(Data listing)
|---|

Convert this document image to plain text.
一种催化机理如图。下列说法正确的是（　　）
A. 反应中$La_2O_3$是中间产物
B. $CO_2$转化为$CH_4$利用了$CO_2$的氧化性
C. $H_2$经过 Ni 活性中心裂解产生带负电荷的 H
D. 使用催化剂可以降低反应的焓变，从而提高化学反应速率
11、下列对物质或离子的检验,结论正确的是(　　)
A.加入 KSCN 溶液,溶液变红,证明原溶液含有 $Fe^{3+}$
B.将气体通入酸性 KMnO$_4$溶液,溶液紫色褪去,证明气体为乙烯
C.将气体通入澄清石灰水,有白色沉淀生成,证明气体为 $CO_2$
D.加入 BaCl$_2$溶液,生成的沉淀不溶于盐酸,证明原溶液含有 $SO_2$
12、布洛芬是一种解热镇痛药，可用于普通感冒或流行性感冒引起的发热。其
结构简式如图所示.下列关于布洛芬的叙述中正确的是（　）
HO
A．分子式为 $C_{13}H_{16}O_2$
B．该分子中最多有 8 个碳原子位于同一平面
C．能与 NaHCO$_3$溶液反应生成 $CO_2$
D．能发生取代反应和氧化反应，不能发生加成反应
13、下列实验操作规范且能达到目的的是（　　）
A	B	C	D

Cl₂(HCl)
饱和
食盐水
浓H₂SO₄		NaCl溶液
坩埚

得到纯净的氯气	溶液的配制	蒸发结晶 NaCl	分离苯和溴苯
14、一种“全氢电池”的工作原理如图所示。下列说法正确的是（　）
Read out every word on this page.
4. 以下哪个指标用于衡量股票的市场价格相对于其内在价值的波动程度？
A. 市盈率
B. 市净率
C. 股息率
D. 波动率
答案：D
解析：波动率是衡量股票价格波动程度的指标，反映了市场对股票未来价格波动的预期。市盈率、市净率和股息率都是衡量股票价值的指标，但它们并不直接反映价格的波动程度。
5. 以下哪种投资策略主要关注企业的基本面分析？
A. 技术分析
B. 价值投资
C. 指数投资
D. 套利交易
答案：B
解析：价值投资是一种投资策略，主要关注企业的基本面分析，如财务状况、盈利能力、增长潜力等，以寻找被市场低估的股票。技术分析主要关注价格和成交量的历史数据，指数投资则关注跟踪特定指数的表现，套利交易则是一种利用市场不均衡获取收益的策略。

|---|

Retype the entries one by one, exactly.

Convert this document image to plain text.
一种催化机理如图。下列说法正确的是（　　）
A. 反应中$La_2O_3$是中间产物
B. $CO_2$转化为$CH_4$利用了$CO_2$的氧化性
C. $H_2$经过 Ni 活性中心裂解产生带负电荷的 H
D. 使用催化剂可以降低反应的焓变，从而提高化学反应速率
11、下列对物质或离子的检验,结论正确的是(　　)
A.加入 KSCN 溶液,溶液变红,证明原溶液含有 $Fe^{3+}$
B.将气体通入酸性 KMnO$_4$溶液,溶液紫色褪去,证明气体为乙烯
C.将气体通入澄清石灰水,有白色沉淀生成,证明气体为 $CO_2$
D.加入 BaCl$_2$溶液,生成的沉淀不溶于盐酸,证明原溶液含有 $SO_2$
12、布洛芬是一种解热镇痛药，可用于普通感冒或流行性感冒引起的发热。其
结构简式如图所示.下列关于布洛芬的叙述中正确的是（　）
HO
A．分子式为 $C_{13}H_{16}O_2$
B．该分子中最多有 8 个碳原子位于同一平面
C．能与 NaHCO$_3$溶液反应生成 $CO_2$
D．能发生取代反应和氧化反应，不能发生加成反应
13、下列实验操作规范且能达到目的的是（　　）
A	B	C	D

Cl₂(HCl)
饱和
食盐水
浓H₂SO₄		NaCl溶液
坩埚

得到纯净的氯气	溶液的配制	蒸发结晶 NaCl	分离苯和溴苯
14、一种“全氢电池”的工作原理如图所示。下列说法正确的是（　）
Read out every word on this page.
4. 以下哪个指标用于衡量股票的市场价格相对于其内在价值的波动程度？
A. 市盈率
B. 市净率
C. 股息率
D. 波动率
答案：D
解析：波动率是衡量股票价格波动程度的指标，反映了市场对股票未来价格波动的预期。市盈率、市净率和股息率都是衡量股票价值的指标，但它们并不直接反映价格的波动程度。
5. 以下哪种投资策略主要关注企业的基本面分析？
A. 技术分析
B. 价值投资
C. 指数投资
D. 套利交易
答案：B
解析：价值投资是一种投资策略，主要关注企业的基本面分析，如财务状况、盈利能力、增长潜力等，以寻找被市场低估的股票。技术分析主要关注价格和成交量的历史数据，指数投资则关注跟踪特定指数的表现，套利交易则是一种利用市场不均衡获取收益的策略。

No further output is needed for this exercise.